• [Work to do] Every record should be written out exactly, with the pictures left out.

Figure content listings:
┄┄┄┄┄┄┄┄┄┄

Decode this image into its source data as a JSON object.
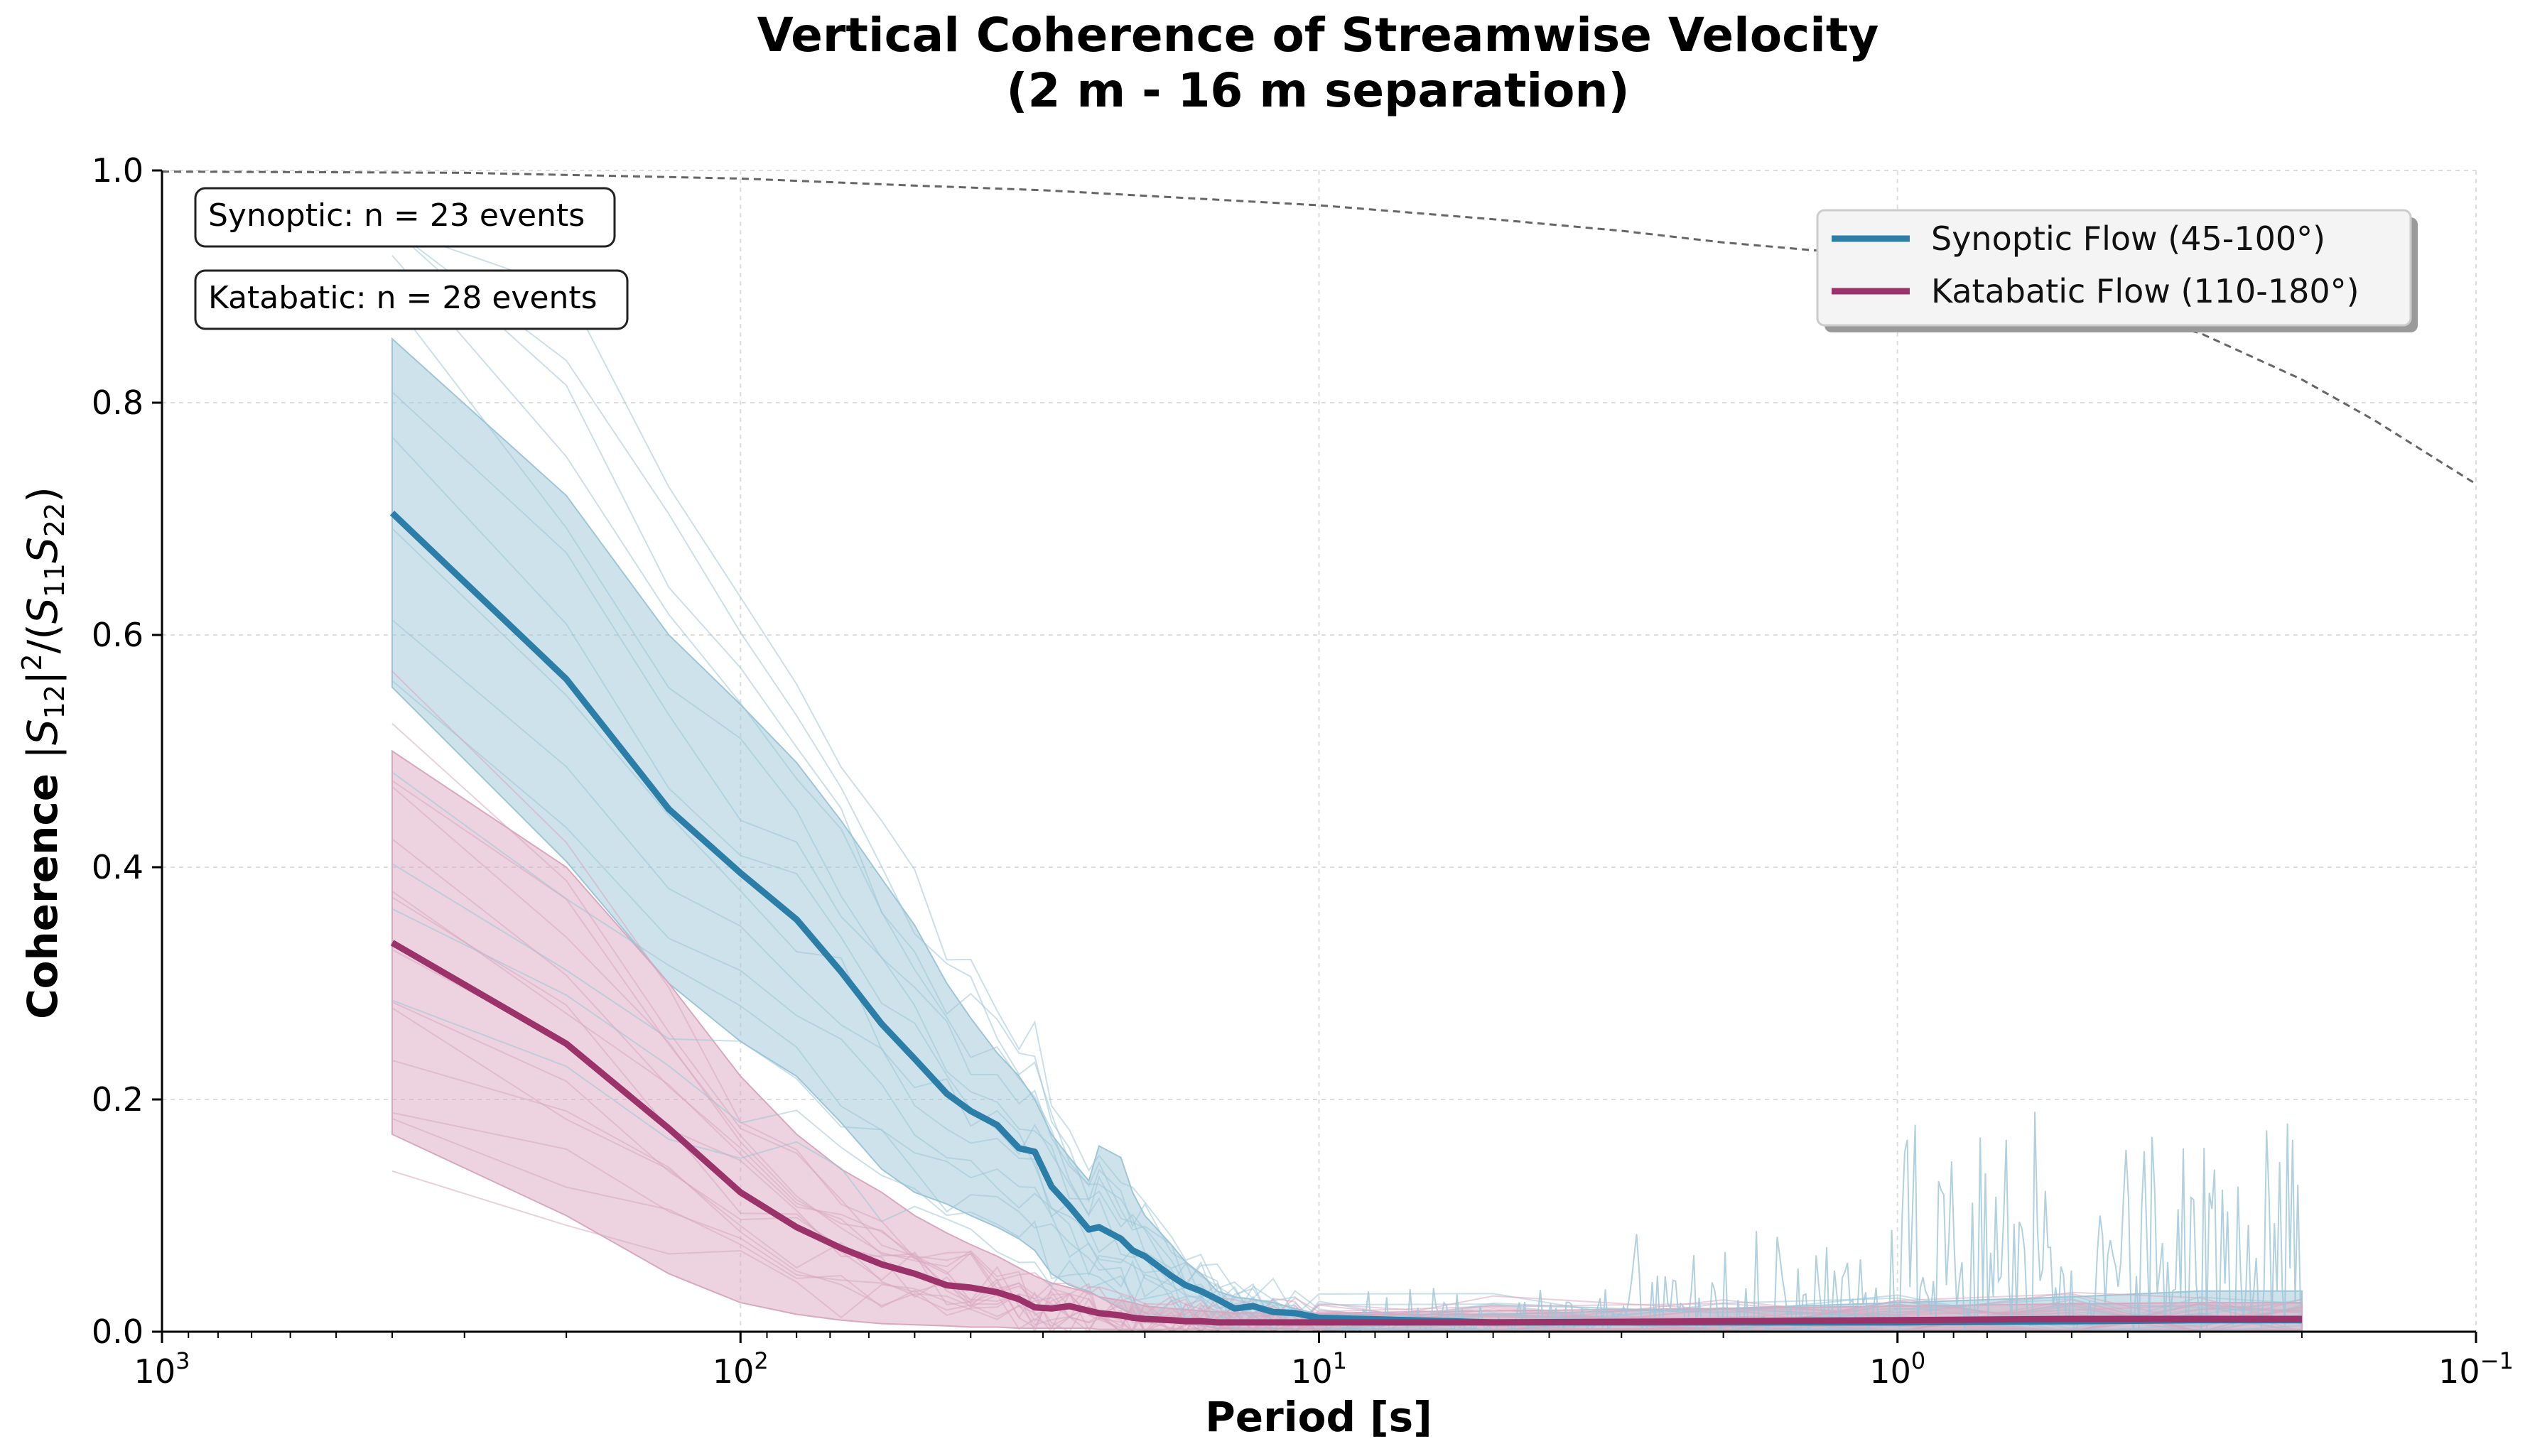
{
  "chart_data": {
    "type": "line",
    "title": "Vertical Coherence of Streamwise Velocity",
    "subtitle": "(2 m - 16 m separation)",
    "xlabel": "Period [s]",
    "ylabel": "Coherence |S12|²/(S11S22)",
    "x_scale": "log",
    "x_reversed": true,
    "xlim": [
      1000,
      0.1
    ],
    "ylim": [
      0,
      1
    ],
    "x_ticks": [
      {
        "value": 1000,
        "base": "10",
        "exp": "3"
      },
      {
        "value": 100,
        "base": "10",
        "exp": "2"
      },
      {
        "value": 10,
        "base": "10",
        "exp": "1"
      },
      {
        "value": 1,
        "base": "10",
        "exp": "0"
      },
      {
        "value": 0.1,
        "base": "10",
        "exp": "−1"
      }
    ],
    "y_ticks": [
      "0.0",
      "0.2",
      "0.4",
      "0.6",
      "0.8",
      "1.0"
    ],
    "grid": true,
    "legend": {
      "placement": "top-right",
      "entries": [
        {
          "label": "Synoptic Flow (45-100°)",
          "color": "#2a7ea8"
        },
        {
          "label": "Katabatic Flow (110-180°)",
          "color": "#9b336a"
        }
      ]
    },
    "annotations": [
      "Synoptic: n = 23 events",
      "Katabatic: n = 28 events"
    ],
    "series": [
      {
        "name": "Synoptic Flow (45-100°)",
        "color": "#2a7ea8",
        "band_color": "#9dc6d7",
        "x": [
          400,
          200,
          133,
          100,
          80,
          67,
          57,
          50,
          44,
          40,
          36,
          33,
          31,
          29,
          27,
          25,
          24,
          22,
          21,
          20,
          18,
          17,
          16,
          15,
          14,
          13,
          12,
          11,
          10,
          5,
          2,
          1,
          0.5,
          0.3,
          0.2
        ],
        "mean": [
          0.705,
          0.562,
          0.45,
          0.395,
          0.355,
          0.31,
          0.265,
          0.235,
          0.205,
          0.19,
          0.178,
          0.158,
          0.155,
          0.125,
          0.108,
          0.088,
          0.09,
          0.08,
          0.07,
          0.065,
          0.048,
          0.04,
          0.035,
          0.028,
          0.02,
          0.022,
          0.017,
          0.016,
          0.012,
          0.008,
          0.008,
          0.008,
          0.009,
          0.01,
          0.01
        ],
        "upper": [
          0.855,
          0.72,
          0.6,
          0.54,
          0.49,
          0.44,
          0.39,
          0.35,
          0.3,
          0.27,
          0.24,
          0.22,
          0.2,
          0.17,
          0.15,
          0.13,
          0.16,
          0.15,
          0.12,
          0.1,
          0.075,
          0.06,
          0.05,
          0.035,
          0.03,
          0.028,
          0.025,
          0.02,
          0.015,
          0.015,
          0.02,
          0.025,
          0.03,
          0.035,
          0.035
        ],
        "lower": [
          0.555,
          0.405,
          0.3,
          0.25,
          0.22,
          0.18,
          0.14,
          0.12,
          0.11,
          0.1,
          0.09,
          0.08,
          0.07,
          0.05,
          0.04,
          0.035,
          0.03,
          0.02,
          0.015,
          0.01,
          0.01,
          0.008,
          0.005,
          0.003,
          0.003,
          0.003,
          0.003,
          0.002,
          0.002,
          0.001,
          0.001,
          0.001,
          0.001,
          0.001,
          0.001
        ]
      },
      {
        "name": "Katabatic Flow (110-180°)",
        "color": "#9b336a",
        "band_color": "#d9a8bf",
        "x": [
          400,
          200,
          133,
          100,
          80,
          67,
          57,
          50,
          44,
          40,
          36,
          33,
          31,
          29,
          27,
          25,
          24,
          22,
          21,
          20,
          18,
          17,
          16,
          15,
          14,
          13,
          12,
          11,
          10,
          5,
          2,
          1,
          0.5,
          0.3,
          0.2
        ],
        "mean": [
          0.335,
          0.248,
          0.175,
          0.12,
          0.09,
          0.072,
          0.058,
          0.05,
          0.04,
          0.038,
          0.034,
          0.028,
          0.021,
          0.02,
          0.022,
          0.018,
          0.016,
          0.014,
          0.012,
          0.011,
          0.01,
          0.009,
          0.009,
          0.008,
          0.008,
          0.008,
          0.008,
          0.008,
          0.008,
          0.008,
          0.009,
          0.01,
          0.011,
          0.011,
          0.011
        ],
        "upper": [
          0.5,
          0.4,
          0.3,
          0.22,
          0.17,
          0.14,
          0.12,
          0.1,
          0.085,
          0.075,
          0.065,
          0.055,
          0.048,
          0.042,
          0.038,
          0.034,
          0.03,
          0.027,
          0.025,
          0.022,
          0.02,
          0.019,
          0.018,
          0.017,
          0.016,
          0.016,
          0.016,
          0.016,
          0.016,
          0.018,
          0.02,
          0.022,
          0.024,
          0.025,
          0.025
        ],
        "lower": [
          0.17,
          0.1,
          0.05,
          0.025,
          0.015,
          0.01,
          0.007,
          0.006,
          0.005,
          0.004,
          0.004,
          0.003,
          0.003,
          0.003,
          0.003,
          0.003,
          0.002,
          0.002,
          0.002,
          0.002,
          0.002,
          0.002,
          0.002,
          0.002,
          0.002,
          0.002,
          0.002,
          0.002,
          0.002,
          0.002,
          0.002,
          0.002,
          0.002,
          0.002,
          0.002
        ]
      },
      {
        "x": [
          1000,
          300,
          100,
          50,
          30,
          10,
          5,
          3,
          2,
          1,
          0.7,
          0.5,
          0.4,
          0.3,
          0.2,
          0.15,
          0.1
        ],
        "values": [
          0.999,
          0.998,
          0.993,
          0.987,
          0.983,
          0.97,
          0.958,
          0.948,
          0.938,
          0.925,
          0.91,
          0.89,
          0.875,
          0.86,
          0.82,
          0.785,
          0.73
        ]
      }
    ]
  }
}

┄┄┄┄┄┄┄┄┄┄

• [Worked solution]
Decode this image into its source data as a JSON object.
{
  "chart_data": {
    "type": "line",
    "title": "Vertical Coherence of Streamwise Velocity",
    "subtitle": "(2 m - 16 m separation)",
    "xlabel": "Period [s]",
    "ylabel": "Coherence |S12|²/(S11S22)",
    "x_scale": "log",
    "x_reversed": true,
    "xlim": [
      1000,
      0.1
    ],
    "ylim": [
      0,
      1
    ],
    "x_ticks": [
      {
        "value": 1000,
        "base": "10",
        "exp": "3"
      },
      {
        "value": 100,
        "base": "10",
        "exp": "2"
      },
      {
        "value": 10,
        "base": "10",
        "exp": "1"
      },
      {
        "value": 1,
        "base": "10",
        "exp": "0"
      },
      {
        "value": 0.1,
        "base": "10",
        "exp": "−1"
      }
    ],
    "y_ticks": [
      "0.0",
      "0.2",
      "0.4",
      "0.6",
      "0.8",
      "1.0"
    ],
    "grid": true,
    "legend": {
      "placement": "top-right",
      "entries": [
        {
          "label": "Synoptic Flow (45-100°)",
          "color": "#2a7ea8"
        },
        {
          "label": "Katabatic Flow (110-180°)",
          "color": "#9b336a"
        }
      ]
    },
    "annotations": [
      "Synoptic: n = 23 events",
      "Katabatic: n = 28 events"
    ],
    "series": [
      {
        "name": "Synoptic Flow (45-100°)",
        "color": "#2a7ea8",
        "band_color": "#9dc6d7",
        "x": [
          400,
          200,
          133,
          100,
          80,
          67,
          57,
          50,
          44,
          40,
          36,
          33,
          31,
          29,
          27,
          25,
          24,
          22,
          21,
          20,
          18,
          17,
          16,
          15,
          14,
          13,
          12,
          11,
          10,
          5,
          2,
          1,
          0.5,
          0.3,
          0.2
        ],
        "mean": [
          0.705,
          0.562,
          0.45,
          0.395,
          0.355,
          0.31,
          0.265,
          0.235,
          0.205,
          0.19,
          0.178,
          0.158,
          0.155,
          0.125,
          0.108,
          0.088,
          0.09,
          0.08,
          0.07,
          0.065,
          0.048,
          0.04,
          0.035,
          0.028,
          0.02,
          0.022,
          0.017,
          0.016,
          0.012,
          0.008,
          0.008,
          0.008,
          0.009,
          0.01,
          0.01
        ],
        "upper": [
          0.855,
          0.72,
          0.6,
          0.54,
          0.49,
          0.44,
          0.39,
          0.35,
          0.3,
          0.27,
          0.24,
          0.22,
          0.2,
          0.17,
          0.15,
          0.13,
          0.16,
          0.15,
          0.12,
          0.1,
          0.075,
          0.06,
          0.05,
          0.035,
          0.03,
          0.028,
          0.025,
          0.02,
          0.015,
          0.015,
          0.02,
          0.025,
          0.03,
          0.035,
          0.035
        ],
        "lower": [
          0.555,
          0.405,
          0.3,
          0.25,
          0.22,
          0.18,
          0.14,
          0.12,
          0.11,
          0.1,
          0.09,
          0.08,
          0.07,
          0.05,
          0.04,
          0.035,
          0.03,
          0.02,
          0.015,
          0.01,
          0.01,
          0.008,
          0.005,
          0.003,
          0.003,
          0.003,
          0.003,
          0.002,
          0.002,
          0.001,
          0.001,
          0.001,
          0.001,
          0.001,
          0.001
        ]
      },
      {
        "name": "Katabatic Flow (110-180°)",
        "color": "#9b336a",
        "band_color": "#d9a8bf",
        "x": [
          400,
          200,
          133,
          100,
          80,
          67,
          57,
          50,
          44,
          40,
          36,
          33,
          31,
          29,
          27,
          25,
          24,
          22,
          21,
          20,
          18,
          17,
          16,
          15,
          14,
          13,
          12,
          11,
          10,
          5,
          2,
          1,
          0.5,
          0.3,
          0.2
        ],
        "mean": [
          0.335,
          0.248,
          0.175,
          0.12,
          0.09,
          0.072,
          0.058,
          0.05,
          0.04,
          0.038,
          0.034,
          0.028,
          0.021,
          0.02,
          0.022,
          0.018,
          0.016,
          0.014,
          0.012,
          0.011,
          0.01,
          0.009,
          0.009,
          0.008,
          0.008,
          0.008,
          0.008,
          0.008,
          0.008,
          0.008,
          0.009,
          0.01,
          0.011,
          0.011,
          0.011
        ],
        "upper": [
          0.5,
          0.4,
          0.3,
          0.22,
          0.17,
          0.14,
          0.12,
          0.1,
          0.085,
          0.075,
          0.065,
          0.055,
          0.048,
          0.042,
          0.038,
          0.034,
          0.03,
          0.027,
          0.025,
          0.022,
          0.02,
          0.019,
          0.018,
          0.017,
          0.016,
          0.016,
          0.016,
          0.016,
          0.016,
          0.018,
          0.02,
          0.022,
          0.024,
          0.025,
          0.025
        ],
        "lower": [
          0.17,
          0.1,
          0.05,
          0.025,
          0.015,
          0.01,
          0.007,
          0.006,
          0.005,
          0.004,
          0.004,
          0.003,
          0.003,
          0.003,
          0.003,
          0.003,
          0.002,
          0.002,
          0.002,
          0.002,
          0.002,
          0.002,
          0.002,
          0.002,
          0.002,
          0.002,
          0.002,
          0.002,
          0.002,
          0.002,
          0.002,
          0.002,
          0.002,
          0.002,
          0.002
        ]
      },
      {
        "x": [
          1000,
          300,
          100,
          50,
          30,
          10,
          5,
          3,
          2,
          1,
          0.7,
          0.5,
          0.4,
          0.3,
          0.2,
          0.15,
          0.1
        ],
        "values": [
          0.999,
          0.998,
          0.993,
          0.987,
          0.983,
          0.97,
          0.958,
          0.948,
          0.938,
          0.925,
          0.91,
          0.89,
          0.875,
          0.86,
          0.82,
          0.785,
          0.73
        ]
      }
    ]
  }
}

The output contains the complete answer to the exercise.